* TEXTAUSZUG:
Strafstoß #2 – 13. Juni 2004

Oliver Fritsch | Sonntag, 13. Juni 2004 Kommentare deaktiviert für Strafstoß #2 – 13. Juni 2004

Gefangen im Zeitlooping – Portugalität und andere Visionen

von Christoph Bieber

Das Eröffnungsspiel war noch keine zehn Minuten alt, als Georgios Karagounis die Zeit anhielt. Sein Schuss aus etwa 20 Metern stürzte die Gastgeber in ein Tal der Tränen, aus dem die Figos, Decos und Ronaldos nicht mehr heraus finden sollten. Die Zuschauer an Fernsehschirm, Großbildleinwand oder Videowall hingegen versetzte Karagounis in eine Zeitschleife, denn die von Reinhold Beckmann beschworene „Weltregie“ hatte ihren Spaß am exzessiven Einsatz der Zeitlupe. Anders als die im UEFA-Jargon „Extra Time“ genannte Verlängerung nach Spielschluss setzt die Zeitlupe das medial übermittelte Spielgeschehen bereits während des Spiels außer Kraft und straft damit nicht nur Sepp Herberger Lügen – das Spiel dauert eben nicht mehr neunzig Minuten.

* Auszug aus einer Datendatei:
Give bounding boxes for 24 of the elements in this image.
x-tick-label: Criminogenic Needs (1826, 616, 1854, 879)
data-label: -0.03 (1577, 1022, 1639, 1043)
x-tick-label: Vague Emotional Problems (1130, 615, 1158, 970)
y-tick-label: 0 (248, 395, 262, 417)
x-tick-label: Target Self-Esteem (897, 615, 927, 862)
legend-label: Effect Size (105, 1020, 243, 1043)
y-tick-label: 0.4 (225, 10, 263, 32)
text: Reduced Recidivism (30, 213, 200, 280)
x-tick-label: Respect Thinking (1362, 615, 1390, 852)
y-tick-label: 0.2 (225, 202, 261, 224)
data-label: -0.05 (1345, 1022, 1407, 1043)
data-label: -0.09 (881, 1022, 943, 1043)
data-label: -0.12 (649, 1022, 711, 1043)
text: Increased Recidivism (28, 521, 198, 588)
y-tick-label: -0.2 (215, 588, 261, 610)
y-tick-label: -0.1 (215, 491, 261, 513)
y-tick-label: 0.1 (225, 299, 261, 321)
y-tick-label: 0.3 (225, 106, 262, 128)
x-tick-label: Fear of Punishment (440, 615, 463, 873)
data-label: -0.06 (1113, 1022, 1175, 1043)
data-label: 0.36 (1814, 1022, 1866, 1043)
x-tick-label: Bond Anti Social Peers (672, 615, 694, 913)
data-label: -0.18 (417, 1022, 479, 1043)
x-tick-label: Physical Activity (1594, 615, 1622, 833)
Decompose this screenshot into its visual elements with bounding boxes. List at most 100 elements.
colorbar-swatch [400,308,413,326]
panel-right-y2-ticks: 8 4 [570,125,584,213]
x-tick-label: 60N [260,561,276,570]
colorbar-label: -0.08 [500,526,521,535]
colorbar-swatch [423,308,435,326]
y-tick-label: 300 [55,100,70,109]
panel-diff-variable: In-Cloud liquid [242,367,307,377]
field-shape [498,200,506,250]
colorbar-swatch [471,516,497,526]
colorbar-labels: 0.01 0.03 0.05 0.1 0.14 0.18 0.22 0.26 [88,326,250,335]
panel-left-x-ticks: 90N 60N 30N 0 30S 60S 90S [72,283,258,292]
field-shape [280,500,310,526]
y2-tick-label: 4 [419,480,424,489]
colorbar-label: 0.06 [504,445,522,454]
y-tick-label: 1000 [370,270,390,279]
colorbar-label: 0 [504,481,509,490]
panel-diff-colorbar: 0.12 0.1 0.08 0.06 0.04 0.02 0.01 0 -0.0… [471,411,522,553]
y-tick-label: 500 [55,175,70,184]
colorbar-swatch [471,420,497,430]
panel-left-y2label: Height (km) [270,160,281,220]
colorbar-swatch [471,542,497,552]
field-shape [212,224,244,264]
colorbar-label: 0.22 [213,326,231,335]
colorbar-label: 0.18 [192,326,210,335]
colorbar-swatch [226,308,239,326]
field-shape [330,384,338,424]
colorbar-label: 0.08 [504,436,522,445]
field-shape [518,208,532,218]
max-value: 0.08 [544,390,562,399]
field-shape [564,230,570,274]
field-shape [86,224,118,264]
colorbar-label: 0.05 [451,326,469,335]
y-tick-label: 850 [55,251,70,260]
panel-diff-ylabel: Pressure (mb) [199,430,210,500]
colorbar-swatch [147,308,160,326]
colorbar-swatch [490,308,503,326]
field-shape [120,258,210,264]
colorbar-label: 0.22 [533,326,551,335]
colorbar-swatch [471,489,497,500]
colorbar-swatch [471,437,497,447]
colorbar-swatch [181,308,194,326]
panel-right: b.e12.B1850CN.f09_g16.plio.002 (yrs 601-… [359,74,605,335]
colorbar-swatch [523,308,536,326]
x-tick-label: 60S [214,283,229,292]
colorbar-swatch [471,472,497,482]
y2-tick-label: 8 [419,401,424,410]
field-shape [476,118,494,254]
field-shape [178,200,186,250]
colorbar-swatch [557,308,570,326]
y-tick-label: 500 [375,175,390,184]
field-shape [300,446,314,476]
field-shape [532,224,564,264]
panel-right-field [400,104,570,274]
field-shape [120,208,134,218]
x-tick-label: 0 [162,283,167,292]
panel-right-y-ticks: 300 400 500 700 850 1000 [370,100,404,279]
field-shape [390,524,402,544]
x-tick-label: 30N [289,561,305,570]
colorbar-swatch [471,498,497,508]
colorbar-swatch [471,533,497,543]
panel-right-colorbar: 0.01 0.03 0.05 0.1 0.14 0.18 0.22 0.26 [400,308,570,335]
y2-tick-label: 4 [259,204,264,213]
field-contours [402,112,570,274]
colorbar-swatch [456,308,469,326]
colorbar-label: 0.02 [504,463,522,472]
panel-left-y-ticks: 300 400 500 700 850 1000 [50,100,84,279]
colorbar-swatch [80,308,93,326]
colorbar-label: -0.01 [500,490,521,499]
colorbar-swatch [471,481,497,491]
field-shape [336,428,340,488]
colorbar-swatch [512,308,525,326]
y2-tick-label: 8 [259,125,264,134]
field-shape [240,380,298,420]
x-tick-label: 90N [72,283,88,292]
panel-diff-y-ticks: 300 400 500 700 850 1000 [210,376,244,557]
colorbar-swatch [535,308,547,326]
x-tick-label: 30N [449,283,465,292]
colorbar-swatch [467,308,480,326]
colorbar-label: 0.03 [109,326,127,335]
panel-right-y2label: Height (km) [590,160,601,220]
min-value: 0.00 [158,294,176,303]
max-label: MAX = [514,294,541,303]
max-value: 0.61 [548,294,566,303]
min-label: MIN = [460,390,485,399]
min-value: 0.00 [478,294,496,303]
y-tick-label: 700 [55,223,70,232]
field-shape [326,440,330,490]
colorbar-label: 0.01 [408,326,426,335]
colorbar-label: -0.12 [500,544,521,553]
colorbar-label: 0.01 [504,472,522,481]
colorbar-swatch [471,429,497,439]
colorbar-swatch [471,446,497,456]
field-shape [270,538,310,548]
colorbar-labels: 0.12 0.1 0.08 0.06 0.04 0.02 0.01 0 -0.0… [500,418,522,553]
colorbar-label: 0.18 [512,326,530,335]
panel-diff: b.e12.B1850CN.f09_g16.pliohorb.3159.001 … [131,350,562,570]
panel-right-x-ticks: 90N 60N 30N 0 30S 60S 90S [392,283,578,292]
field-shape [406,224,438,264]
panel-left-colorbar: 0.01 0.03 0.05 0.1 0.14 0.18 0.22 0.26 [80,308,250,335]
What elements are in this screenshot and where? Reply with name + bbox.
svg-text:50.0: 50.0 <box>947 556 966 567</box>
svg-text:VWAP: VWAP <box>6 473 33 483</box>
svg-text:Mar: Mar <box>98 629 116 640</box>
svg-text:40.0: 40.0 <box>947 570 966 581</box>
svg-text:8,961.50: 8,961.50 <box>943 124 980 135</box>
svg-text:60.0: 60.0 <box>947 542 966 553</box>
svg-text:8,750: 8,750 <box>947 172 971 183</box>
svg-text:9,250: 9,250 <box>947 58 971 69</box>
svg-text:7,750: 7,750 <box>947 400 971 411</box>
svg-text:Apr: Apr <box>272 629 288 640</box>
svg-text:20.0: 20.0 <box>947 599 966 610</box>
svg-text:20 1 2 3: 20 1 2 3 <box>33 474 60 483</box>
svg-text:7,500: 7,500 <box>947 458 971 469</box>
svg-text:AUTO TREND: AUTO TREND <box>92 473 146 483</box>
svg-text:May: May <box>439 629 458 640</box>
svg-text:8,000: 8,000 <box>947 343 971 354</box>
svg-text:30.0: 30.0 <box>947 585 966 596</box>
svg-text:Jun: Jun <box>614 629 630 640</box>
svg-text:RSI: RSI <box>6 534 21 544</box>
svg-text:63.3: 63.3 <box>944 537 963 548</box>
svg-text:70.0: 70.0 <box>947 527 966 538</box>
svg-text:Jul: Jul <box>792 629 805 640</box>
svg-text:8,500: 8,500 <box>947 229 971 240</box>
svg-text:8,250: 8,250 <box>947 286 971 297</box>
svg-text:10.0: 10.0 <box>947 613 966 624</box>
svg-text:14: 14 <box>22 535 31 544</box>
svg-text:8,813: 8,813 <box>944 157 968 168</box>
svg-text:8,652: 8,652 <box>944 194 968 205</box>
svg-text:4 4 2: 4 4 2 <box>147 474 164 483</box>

* DIE AUFGABE: Setzen Sie den Text über die Zeitlupe im Eröffnungsspiel im Anschluss an seinen letzten Satz fort.

* ENDERGEBNIS:
Um dem Publikum die Unterscheidung des sportlichen vom mediensportlichen Ereignis zu erleichtern, nutzen die Berichterstatter schon seit langem allerlei visuelle Vignetten: das gute alte „R“, ungelenk blinkend im rechten oder linken Bildschirmeck, ist der längst in Rente geschickte Urahn der mittlerweile technisch hochgezüchteten Schnittstellen zwischen Live-Übertragung und zeitversetzter technischer Vervielfachung. Längst hat sich auch die Nutzung dieses aus modernen Sportübertragungen nicht mehr weg zu denkenden Features verändert – die verlangsamte Wiederholung (von Reportern alten Schlages gerne auch liebevoll als „Slo-Mo“ oder gar „Super-Slo-Mo“ gehätschelt) eröffnet neue Perspektiven auf das Spielfeld, bringt den Blick von der ominösen „Gegenseite“ (engl. „reverse angle“) ins Spiel oder liefert kommentierenden Kommissaren Material für individuelle Bewegungs-, Ball- und Fallstudien.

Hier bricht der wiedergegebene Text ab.